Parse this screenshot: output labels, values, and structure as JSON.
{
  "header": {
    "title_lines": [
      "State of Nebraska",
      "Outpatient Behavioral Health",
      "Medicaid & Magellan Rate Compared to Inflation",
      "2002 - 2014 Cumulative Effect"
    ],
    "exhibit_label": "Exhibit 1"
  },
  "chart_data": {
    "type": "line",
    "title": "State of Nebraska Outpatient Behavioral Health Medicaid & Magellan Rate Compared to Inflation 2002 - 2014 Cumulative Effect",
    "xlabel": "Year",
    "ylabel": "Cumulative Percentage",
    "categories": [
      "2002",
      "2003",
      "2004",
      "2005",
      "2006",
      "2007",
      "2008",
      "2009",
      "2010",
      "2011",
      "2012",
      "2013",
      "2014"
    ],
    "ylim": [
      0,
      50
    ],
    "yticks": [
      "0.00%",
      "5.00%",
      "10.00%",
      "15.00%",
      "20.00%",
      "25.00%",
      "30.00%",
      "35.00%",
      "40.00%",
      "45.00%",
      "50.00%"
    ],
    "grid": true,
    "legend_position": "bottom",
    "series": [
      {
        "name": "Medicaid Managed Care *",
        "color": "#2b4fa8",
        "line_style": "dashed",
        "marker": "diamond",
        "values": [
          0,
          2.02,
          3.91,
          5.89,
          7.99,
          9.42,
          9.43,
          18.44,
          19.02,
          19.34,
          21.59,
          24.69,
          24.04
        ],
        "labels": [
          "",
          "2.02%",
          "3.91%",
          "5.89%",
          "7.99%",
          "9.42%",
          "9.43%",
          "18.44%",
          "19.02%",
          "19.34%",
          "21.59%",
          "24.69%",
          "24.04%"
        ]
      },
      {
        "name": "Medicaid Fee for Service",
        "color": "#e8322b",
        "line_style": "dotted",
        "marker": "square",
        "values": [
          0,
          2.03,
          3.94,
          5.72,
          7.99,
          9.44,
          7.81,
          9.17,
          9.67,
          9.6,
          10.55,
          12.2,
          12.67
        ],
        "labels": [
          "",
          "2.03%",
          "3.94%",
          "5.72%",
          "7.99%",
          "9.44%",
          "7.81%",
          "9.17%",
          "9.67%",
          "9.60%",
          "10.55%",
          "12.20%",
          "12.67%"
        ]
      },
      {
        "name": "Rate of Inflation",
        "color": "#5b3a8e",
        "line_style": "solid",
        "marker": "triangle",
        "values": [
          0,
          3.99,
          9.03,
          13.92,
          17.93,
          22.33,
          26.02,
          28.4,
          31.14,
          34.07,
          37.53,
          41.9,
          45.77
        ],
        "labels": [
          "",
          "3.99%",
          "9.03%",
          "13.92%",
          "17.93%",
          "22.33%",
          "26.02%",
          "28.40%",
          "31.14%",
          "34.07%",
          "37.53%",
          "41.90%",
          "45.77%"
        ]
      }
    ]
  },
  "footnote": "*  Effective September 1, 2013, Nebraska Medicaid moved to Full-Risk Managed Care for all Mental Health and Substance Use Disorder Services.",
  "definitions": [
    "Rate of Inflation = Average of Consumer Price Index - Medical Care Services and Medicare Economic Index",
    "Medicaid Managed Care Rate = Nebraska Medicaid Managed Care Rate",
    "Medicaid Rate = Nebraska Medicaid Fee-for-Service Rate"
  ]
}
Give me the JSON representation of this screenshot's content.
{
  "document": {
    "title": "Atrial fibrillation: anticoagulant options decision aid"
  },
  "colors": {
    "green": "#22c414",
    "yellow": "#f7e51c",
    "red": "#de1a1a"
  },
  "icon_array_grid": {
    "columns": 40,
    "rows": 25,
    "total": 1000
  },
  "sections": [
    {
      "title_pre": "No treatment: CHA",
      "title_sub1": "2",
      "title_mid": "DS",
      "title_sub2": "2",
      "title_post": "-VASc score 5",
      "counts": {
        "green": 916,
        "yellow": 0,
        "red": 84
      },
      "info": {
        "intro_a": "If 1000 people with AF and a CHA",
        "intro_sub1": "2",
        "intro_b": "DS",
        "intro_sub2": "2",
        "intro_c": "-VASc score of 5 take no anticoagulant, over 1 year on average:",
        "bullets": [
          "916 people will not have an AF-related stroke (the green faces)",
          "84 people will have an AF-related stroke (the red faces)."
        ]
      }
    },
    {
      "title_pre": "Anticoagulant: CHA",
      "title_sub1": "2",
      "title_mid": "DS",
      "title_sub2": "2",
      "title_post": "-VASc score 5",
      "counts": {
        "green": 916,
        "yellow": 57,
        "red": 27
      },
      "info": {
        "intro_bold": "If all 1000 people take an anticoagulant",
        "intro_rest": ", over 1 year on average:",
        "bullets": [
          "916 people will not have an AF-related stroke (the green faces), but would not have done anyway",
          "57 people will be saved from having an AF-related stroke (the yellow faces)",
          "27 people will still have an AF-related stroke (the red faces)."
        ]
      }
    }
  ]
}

-*-*-

_What you will do_: Restate the data above word for word, please.

_Solved exercise_:
Parse this screenshot: output labels, values, and structure as JSON.
{
  "header": {
    "title_lines": [
      "State of Nebraska",
      "Outpatient Behavioral Health",
      "Medicaid & Magellan Rate Compared to Inflation",
      "2002 - 2014 Cumulative Effect"
    ],
    "exhibit_label": "Exhibit 1"
  },
  "chart_data": {
    "type": "line",
    "title": "State of Nebraska Outpatient Behavioral Health Medicaid & Magellan Rate Compared to Inflation 2002 - 2014 Cumulative Effect",
    "xlabel": "Year",
    "ylabel": "Cumulative Percentage",
    "categories": [
      "2002",
      "2003",
      "2004",
      "2005",
      "2006",
      "2007",
      "2008",
      "2009",
      "2010",
      "2011",
      "2012",
      "2013",
      "2014"
    ],
    "ylim": [
      0,
      50
    ],
    "yticks": [
      "0.00%",
      "5.00%",
      "10.00%",
      "15.00%",
      "20.00%",
      "25.00%",
      "30.00%",
      "35.00%",
      "40.00%",
      "45.00%",
      "50.00%"
    ],
    "grid": true,
    "legend_position": "bottom",
    "series": [
      {
        "name": "Medicaid Managed Care *",
        "color": "#2b4fa8",
        "line_style": "dashed",
        "marker": "diamond",
        "values": [
          0,
          2.02,
          3.91,
          5.89,
          7.99,
          9.42,
          9.43,
          18.44,
          19.02,
          19.34,
          21.59,
          24.69,
          24.04
        ],
        "labels": [
          "",
          "2.02%",
          "3.91%",
          "5.89%",
          "7.99%",
          "9.42%",
          "9.43%",
          "18.44%",
          "19.02%",
          "19.34%",
          "21.59%",
          "24.69%",
          "24.04%"
        ]
      },
      {
        "name": "Medicaid Fee for Service",
        "color": "#e8322b",
        "line_style": "dotted",
        "marker": "square",
        "values": [
          0,
          2.03,
          3.94,
          5.72,
          7.99,
          9.44,
          7.81,
          9.17,
          9.67,
          9.6,
          10.55,
          12.2,
          12.67
        ],
        "labels": [
          "",
          "2.03%",
          "3.94%",
          "5.72%",
          "7.99%",
          "9.44%",
          "7.81%",
          "9.17%",
          "9.67%",
          "9.60%",
          "10.55%",
          "12.20%",
          "12.67%"
        ]
      },
      {
        "name": "Rate of Inflation",
        "color": "#5b3a8e",
        "line_style": "solid",
        "marker": "triangle",
        "values": [
          0,
          3.99,
          9.03,
          13.92,
          17.93,
          22.33,
          26.02,
          28.4,
          31.14,
          34.07,
          37.53,
          41.9,
          45.77
        ],
        "labels": [
          "",
          "3.99%",
          "9.03%",
          "13.92%",
          "17.93%",
          "22.33%",
          "26.02%",
          "28.40%",
          "31.14%",
          "34.07%",
          "37.53%",
          "41.90%",
          "45.77%"
        ]
      }
    ]
  },
  "footnote": "*  Effective September 1, 2013, Nebraska Medicaid moved to Full-Risk Managed Care for all Mental Health and Substance Use Disorder Services.",
  "definitions": [
    "Rate of Inflation = Average of Consumer Price Index - Medical Care Services and Medicare Economic Index",
    "Medicaid Managed Care Rate = Nebraska Medicaid Managed Care Rate",
    "Medicaid Rate = Nebraska Medicaid Fee-for-Service Rate"
  ]
}
Give me the JSON representation of this screenshot's content.
{
  "document": {
    "title": "Atrial fibrillation: anticoagulant options decision aid"
  },
  "colors": {
    "green": "#22c414",
    "yellow": "#f7e51c",
    "red": "#de1a1a"
  },
  "icon_array_grid": {
    "columns": 40,
    "rows": 25,
    "total": 1000
  },
  "sections": [
    {
      "title_pre": "No treatment: CHA",
      "title_sub1": "2",
      "title_mid": "DS",
      "title_sub2": "2",
      "title_post": "-VASc score 5",
      "counts": {
        "green": 916,
        "yellow": 0,
        "red": 84
      },
      "info": {
        "intro_a": "If 1000 people with AF and a CHA",
        "intro_sub1": "2",
        "intro_b": "DS",
        "intro_sub2": "2",
        "intro_c": "-VASc score of 5 take no anticoagulant, over 1 year on average:",
        "bullets": [
          "916 people will not have an AF-related stroke (the green faces)",
          "84 people will have an AF-related stroke (the red faces)."
        ]
      }
    },
    {
      "title_pre": "Anticoagulant: CHA",
      "title_sub1": "2",
      "title_mid": "DS",
      "title_sub2": "2",
      "title_post": "-VASc score 5",
      "counts": {
        "green": 916,
        "yellow": 57,
        "red": 27
      },
      "info": {
        "intro_bold": "If all 1000 people take an anticoagulant",
        "intro_rest": ", over 1 year on average:",
        "bullets": [
          "916 people will not have an AF-related stroke (the green faces), but would not have done anyway",
          "57 people will be saved from having an AF-related stroke (the yellow faces)",
          "27 people will still have an AF-related stroke (the red faces)."
        ]
      }
    }
  ]
}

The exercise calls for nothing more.